* BEGIN DATA *

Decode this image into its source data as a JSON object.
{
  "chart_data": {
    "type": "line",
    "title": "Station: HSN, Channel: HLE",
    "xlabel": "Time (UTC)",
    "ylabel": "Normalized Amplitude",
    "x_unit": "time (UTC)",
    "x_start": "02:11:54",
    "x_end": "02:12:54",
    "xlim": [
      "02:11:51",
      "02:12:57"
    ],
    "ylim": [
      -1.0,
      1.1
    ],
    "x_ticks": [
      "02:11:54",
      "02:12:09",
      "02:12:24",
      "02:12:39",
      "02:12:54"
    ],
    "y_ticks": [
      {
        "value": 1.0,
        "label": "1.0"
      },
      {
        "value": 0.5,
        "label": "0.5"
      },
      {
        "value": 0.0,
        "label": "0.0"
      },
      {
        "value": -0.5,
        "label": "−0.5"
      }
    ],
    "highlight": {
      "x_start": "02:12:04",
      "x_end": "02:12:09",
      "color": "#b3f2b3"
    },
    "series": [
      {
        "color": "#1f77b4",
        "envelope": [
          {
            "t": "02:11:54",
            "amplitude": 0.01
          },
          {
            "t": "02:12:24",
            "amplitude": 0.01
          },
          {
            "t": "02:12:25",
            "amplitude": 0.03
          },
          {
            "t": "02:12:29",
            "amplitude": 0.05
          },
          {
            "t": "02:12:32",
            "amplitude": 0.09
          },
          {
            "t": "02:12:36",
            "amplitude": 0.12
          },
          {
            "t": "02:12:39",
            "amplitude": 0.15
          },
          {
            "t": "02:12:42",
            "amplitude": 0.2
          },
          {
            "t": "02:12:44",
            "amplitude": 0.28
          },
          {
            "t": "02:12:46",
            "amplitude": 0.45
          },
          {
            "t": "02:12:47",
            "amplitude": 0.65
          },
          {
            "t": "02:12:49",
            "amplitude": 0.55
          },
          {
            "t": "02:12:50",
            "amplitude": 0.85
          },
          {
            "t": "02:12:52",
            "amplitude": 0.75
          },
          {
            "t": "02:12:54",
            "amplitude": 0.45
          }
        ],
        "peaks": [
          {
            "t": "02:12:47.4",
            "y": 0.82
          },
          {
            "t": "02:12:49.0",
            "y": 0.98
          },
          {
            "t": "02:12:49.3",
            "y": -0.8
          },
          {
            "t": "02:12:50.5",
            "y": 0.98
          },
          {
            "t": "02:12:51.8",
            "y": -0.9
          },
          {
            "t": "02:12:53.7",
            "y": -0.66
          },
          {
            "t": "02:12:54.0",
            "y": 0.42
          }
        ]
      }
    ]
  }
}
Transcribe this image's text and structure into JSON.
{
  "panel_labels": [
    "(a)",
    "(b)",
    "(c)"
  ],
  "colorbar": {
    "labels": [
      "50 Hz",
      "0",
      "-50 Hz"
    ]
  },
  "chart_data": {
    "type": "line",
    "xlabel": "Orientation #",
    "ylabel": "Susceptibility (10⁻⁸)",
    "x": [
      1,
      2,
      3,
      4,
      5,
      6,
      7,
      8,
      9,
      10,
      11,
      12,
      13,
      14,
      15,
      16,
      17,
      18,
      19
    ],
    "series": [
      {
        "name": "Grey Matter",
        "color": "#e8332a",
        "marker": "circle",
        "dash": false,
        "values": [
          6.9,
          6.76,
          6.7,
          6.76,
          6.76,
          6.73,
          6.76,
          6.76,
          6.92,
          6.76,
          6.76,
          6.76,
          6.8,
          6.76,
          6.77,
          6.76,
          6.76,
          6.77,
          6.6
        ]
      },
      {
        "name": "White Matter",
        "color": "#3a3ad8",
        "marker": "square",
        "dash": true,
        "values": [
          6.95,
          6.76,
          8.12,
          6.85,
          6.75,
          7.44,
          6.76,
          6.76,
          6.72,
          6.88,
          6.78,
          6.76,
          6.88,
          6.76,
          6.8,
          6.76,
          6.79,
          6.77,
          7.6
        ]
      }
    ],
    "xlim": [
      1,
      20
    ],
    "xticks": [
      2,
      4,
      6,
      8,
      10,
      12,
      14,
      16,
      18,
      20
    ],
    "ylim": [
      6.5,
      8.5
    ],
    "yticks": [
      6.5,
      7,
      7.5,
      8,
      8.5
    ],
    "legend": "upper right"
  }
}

* END DATA *

» **WHAT TO PRODUCE**: Repeat word for word every line from the one that holds "Transcribe this image's" to the end. Both ends count.

» **WRITTEN SOLUTION**:
Transcribe this image's text and structure into JSON.
{
  "panel_labels": [
    "(a)",
    "(b)",
    "(c)"
  ],
  "colorbar": {
    "labels": [
      "50 Hz",
      "0",
      "-50 Hz"
    ]
  },
  "chart_data": {
    "type": "line",
    "xlabel": "Orientation #",
    "ylabel": "Susceptibility (10⁻⁸)",
    "x": [
      1,
      2,
      3,
      4,
      5,
      6,
      7,
      8,
      9,
      10,
      11,
      12,
      13,
      14,
      15,
      16,
      17,
      18,
      19
    ],
    "series": [
      {
        "name": "Grey Matter",
        "color": "#e8332a",
        "marker": "circle",
        "dash": false,
        "values": [
          6.9,
          6.76,
          6.7,
          6.76,
          6.76,
          6.73,
          6.76,
          6.76,
          6.92,
          6.76,
          6.76,
          6.76,
          6.8,
          6.76,
          6.77,
          6.76,
          6.76,
          6.77,
          6.6
        ]
      },
      {
        "name": "White Matter",
        "color": "#3a3ad8",
        "marker": "square",
        "dash": true,
        "values": [
          6.95,
          6.76,
          8.12,
          6.85,
          6.75,
          7.44,
          6.76,
          6.76,
          6.72,
          6.88,
          6.78,
          6.76,
          6.88,
          6.76,
          6.8,
          6.76,
          6.79,
          6.77,
          7.6
        ]
      }
    ],
    "xlim": [
      1,
      20
    ],
    "xticks": [
      2,
      4,
      6,
      8,
      10,
      12,
      14,
      16,
      18,
      20
    ],
    "ylim": [
      6.5,
      8.5
    ],
    "yticks": [
      6.5,
      7,
      7.5,
      8,
      8.5
    ],
    "legend": "upper right"
  }
}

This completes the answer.